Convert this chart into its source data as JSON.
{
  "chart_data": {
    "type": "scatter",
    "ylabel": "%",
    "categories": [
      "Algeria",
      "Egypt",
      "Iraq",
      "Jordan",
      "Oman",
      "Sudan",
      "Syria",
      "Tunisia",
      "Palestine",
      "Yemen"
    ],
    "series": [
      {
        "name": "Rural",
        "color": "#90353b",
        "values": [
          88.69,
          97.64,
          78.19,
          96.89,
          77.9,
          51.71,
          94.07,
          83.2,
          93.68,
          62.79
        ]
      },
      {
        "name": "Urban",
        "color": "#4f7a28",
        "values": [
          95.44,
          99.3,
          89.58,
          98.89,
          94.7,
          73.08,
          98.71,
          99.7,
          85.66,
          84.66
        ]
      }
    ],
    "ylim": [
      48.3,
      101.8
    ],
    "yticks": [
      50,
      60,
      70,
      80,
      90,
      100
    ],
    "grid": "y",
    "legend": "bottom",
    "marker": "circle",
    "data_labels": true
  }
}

*WHAT THIS TASK INVOLVES*.
Would you copy out each line exactly as written?

*RESULT FOR THIS EXERCISE*.
Convert this chart into its source data as JSON.
{
  "chart_data": {
    "type": "scatter",
    "ylabel": "%",
    "categories": [
      "Algeria",
      "Egypt",
      "Iraq",
      "Jordan",
      "Oman",
      "Sudan",
      "Syria",
      "Tunisia",
      "Palestine",
      "Yemen"
    ],
    "series": [
      {
        "name": "Rural",
        "color": "#90353b",
        "values": [
          88.69,
          97.64,
          78.19,
          96.89,
          77.9,
          51.71,
          94.07,
          83.2,
          93.68,
          62.79
        ]
      },
      {
        "name": "Urban",
        "color": "#4f7a28",
        "values": [
          95.44,
          99.3,
          89.58,
          98.89,
          94.7,
          73.08,
          98.71,
          99.7,
          85.66,
          84.66
        ]
      }
    ],
    "ylim": [
      48.3,
      101.8
    ],
    "yticks": [
      50,
      60,
      70,
      80,
      90,
      100
    ],
    "grid": "y",
    "legend": "bottom",
    "marker": "circle",
    "data_labels": true
  }
}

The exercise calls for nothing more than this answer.